*WHAT YOU ARE ASKED TO DO*
Give the listing below again in full, exactly as written.

*EXTRACTED MATERIAL*
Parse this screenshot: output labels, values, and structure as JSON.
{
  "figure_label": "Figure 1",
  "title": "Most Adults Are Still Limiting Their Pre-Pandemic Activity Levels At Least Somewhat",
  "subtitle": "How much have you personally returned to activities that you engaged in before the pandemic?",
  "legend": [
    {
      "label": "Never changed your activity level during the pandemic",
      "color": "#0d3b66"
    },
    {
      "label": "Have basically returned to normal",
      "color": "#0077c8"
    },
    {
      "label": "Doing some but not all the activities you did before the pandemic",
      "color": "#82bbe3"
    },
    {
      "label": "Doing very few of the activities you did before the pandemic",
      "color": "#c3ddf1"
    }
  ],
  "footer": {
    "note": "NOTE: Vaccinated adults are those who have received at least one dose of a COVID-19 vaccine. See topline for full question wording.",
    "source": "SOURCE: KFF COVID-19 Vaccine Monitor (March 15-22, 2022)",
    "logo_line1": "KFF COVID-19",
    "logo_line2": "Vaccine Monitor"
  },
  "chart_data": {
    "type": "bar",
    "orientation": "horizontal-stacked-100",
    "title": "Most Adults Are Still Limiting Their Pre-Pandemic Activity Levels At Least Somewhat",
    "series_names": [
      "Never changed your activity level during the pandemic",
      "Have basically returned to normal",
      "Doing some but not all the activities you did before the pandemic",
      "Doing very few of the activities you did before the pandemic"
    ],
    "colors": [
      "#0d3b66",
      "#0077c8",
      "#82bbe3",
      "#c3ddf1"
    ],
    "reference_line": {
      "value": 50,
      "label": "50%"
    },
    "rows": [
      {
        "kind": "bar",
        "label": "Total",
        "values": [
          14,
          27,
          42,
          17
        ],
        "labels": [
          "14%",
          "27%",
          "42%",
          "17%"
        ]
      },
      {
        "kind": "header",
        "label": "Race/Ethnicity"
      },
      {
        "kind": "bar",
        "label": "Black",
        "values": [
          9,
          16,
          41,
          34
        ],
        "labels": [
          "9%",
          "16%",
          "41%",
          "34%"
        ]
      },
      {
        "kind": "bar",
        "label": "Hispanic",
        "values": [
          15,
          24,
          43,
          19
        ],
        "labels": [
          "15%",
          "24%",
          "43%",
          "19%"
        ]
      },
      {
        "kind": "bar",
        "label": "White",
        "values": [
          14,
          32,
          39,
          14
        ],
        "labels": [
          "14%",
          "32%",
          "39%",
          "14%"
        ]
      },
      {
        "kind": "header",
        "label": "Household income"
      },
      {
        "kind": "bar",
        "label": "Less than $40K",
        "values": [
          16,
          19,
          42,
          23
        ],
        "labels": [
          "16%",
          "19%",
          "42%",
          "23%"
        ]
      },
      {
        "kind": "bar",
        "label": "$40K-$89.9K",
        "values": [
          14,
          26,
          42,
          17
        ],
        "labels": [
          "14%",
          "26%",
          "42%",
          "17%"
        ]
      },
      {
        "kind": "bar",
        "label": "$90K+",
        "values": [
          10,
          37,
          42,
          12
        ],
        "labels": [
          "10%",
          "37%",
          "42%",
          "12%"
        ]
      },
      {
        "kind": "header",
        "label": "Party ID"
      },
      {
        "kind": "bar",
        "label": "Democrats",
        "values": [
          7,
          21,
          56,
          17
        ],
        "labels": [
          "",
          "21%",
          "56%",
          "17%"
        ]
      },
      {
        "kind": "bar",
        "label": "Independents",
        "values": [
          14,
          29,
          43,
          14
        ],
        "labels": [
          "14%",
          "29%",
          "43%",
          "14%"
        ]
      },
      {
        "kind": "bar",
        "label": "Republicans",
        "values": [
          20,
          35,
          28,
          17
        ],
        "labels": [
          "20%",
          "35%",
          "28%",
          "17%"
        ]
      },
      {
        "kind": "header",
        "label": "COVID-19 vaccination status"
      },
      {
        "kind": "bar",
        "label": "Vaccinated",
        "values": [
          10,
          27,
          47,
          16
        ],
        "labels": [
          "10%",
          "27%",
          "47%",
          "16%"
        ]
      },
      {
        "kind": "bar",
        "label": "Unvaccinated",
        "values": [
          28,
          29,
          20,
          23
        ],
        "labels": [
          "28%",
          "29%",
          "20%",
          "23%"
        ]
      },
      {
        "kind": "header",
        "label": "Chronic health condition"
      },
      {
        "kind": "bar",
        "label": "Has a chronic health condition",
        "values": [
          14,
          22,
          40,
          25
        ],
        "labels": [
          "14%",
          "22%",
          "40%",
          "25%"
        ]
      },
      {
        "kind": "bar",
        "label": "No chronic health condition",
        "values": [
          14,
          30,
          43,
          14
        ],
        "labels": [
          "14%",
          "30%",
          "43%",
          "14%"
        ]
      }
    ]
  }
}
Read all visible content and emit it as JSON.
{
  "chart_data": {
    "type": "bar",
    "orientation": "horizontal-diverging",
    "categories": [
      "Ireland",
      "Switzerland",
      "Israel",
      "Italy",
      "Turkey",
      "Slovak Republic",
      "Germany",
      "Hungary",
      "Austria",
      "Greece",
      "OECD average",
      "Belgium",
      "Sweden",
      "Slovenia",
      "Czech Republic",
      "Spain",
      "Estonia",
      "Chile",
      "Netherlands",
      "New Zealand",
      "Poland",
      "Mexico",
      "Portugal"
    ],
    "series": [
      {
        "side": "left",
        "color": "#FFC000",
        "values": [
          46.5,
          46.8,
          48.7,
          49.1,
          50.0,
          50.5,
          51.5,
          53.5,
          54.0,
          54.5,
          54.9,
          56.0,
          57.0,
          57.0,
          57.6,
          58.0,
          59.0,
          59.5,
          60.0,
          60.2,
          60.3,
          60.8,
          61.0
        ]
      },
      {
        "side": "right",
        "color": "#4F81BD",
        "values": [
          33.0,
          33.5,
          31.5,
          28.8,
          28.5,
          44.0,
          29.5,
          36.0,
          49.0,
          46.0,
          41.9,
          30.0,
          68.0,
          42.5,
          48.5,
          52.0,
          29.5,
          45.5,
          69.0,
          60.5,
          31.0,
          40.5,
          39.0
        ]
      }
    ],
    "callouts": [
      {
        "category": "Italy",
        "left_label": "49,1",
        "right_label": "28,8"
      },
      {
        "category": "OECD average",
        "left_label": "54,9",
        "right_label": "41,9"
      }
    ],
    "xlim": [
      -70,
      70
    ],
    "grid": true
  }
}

*RESULT OF THIS EXERCISE*
Parse this screenshot: output labels, values, and structure as JSON.
{
  "figure_label": "Figure 1",
  "title": "Most Adults Are Still Limiting Their Pre-Pandemic Activity Levels At Least Somewhat",
  "subtitle": "How much have you personally returned to activities that you engaged in before the pandemic?",
  "legend": [
    {
      "label": "Never changed your activity level during the pandemic",
      "color": "#0d3b66"
    },
    {
      "label": "Have basically returned to normal",
      "color": "#0077c8"
    },
    {
      "label": "Doing some but not all the activities you did before the pandemic",
      "color": "#82bbe3"
    },
    {
      "label": "Doing very few of the activities you did before the pandemic",
      "color": "#c3ddf1"
    }
  ],
  "footer": {
    "note": "NOTE: Vaccinated adults are those who have received at least one dose of a COVID-19 vaccine. See topline for full question wording.",
    "source": "SOURCE: KFF COVID-19 Vaccine Monitor (March 15-22, 2022)",
    "logo_line1": "KFF COVID-19",
    "logo_line2": "Vaccine Monitor"
  },
  "chart_data": {
    "type": "bar",
    "orientation": "horizontal-stacked-100",
    "title": "Most Adults Are Still Limiting Their Pre-Pandemic Activity Levels At Least Somewhat",
    "series_names": [
      "Never changed your activity level during the pandemic",
      "Have basically returned to normal",
      "Doing some but not all the activities you did before the pandemic",
      "Doing very few of the activities you did before the pandemic"
    ],
    "colors": [
      "#0d3b66",
      "#0077c8",
      "#82bbe3",
      "#c3ddf1"
    ],
    "reference_line": {
      "value": 50,
      "label": "50%"
    },
    "rows": [
      {
        "kind": "bar",
        "label": "Total",
        "values": [
          14,
          27,
          42,
          17
        ],
        "labels": [
          "14%",
          "27%",
          "42%",
          "17%"
        ]
      },
      {
        "kind": "header",
        "label": "Race/Ethnicity"
      },
      {
        "kind": "bar",
        "label": "Black",
        "values": [
          9,
          16,
          41,
          34
        ],
        "labels": [
          "9%",
          "16%",
          "41%",
          "34%"
        ]
      },
      {
        "kind": "bar",
        "label": "Hispanic",
        "values": [
          15,
          24,
          43,
          19
        ],
        "labels": [
          "15%",
          "24%",
          "43%",
          "19%"
        ]
      },
      {
        "kind": "bar",
        "label": "White",
        "values": [
          14,
          32,
          39,
          14
        ],
        "labels": [
          "14%",
          "32%",
          "39%",
          "14%"
        ]
      },
      {
        "kind": "header",
        "label": "Household income"
      },
      {
        "kind": "bar",
        "label": "Less than $40K",
        "values": [
          16,
          19,
          42,
          23
        ],
        "labels": [
          "16%",
          "19%",
          "42%",
          "23%"
        ]
      },
      {
        "kind": "bar",
        "label": "$40K-$89.9K",
        "values": [
          14,
          26,
          42,
          17
        ],
        "labels": [
          "14%",
          "26%",
          "42%",
          "17%"
        ]
      },
      {
        "kind": "bar",
        "label": "$90K+",
        "values": [
          10,
          37,
          42,
          12
        ],
        "labels": [
          "10%",
          "37%",
          "42%",
          "12%"
        ]
      },
      {
        "kind": "header",
        "label": "Party ID"
      },
      {
        "kind": "bar",
        "label": "Democrats",
        "values": [
          7,
          21,
          56,
          17
        ],
        "labels": [
          "",
          "21%",
          "56%",
          "17%"
        ]
      },
      {
        "kind": "bar",
        "label": "Independents",
        "values": [
          14,
          29,
          43,
          14
        ],
        "labels": [
          "14%",
          "29%",
          "43%",
          "14%"
        ]
      },
      {
        "kind": "bar",
        "label": "Republicans",
        "values": [
          20,
          35,
          28,
          17
        ],
        "labels": [
          "20%",
          "35%",
          "28%",
          "17%"
        ]
      },
      {
        "kind": "header",
        "label": "COVID-19 vaccination status"
      },
      {
        "kind": "bar",
        "label": "Vaccinated",
        "values": [
          10,
          27,
          47,
          16
        ],
        "labels": [
          "10%",
          "27%",
          "47%",
          "16%"
        ]
      },
      {
        "kind": "bar",
        "label": "Unvaccinated",
        "values": [
          28,
          29,
          20,
          23
        ],
        "labels": [
          "28%",
          "29%",
          "20%",
          "23%"
        ]
      },
      {
        "kind": "header",
        "label": "Chronic health condition"
      },
      {
        "kind": "bar",
        "label": "Has a chronic health condition",
        "values": [
          14,
          22,
          40,
          25
        ],
        "labels": [
          "14%",
          "22%",
          "40%",
          "25%"
        ]
      },
      {
        "kind": "bar",
        "label": "No chronic health condition",
        "values": [
          14,
          30,
          43,
          14
        ],
        "labels": [
          "14%",
          "30%",
          "43%",
          "14%"
        ]
      }
    ]
  }
}
Read all visible content and emit it as JSON.
{
  "chart_data": {
    "type": "bar",
    "orientation": "horizontal-diverging",
    "categories": [
      "Ireland",
      "Switzerland",
      "Israel",
      "Italy",
      "Turkey",
      "Slovak Republic",
      "Germany",
      "Hungary",
      "Austria",
      "Greece",
      "OECD average",
      "Belgium",
      "Sweden",
      "Slovenia",
      "Czech Republic",
      "Spain",
      "Estonia",
      "Chile",
      "Netherlands",
      "New Zealand",
      "Poland",
      "Mexico",
      "Portugal"
    ],
    "series": [
      {
        "side": "left",
        "color": "#FFC000",
        "values": [
          46.5,
          46.8,
          48.7,
          49.1,
          50.0,
          50.5,
          51.5,
          53.5,
          54.0,
          54.5,
          54.9,
          56.0,
          57.0,
          57.0,
          57.6,
          58.0,
          59.0,
          59.5,
          60.0,
          60.2,
          60.3,
          60.8,
          61.0
        ]
      },
      {
        "side": "right",
        "color": "#4F81BD",
        "values": [
          33.0,
          33.5,
          31.5,
          28.8,
          28.5,
          44.0,
          29.5,
          36.0,
          49.0,
          46.0,
          41.9,
          30.0,
          68.0,
          42.5,
          48.5,
          52.0,
          29.5,
          45.5,
          69.0,
          60.5,
          31.0,
          40.5,
          39.0
        ]
      }
    ],
    "callouts": [
      {
        "category": "Italy",
        "left_label": "49,1",
        "right_label": "28,8"
      },
      {
        "category": "OECD average",
        "left_label": "54,9",
        "right_label": "41,9"
      }
    ],
    "xlim": [
      -70,
      70
    ],
    "grid": true
  }
}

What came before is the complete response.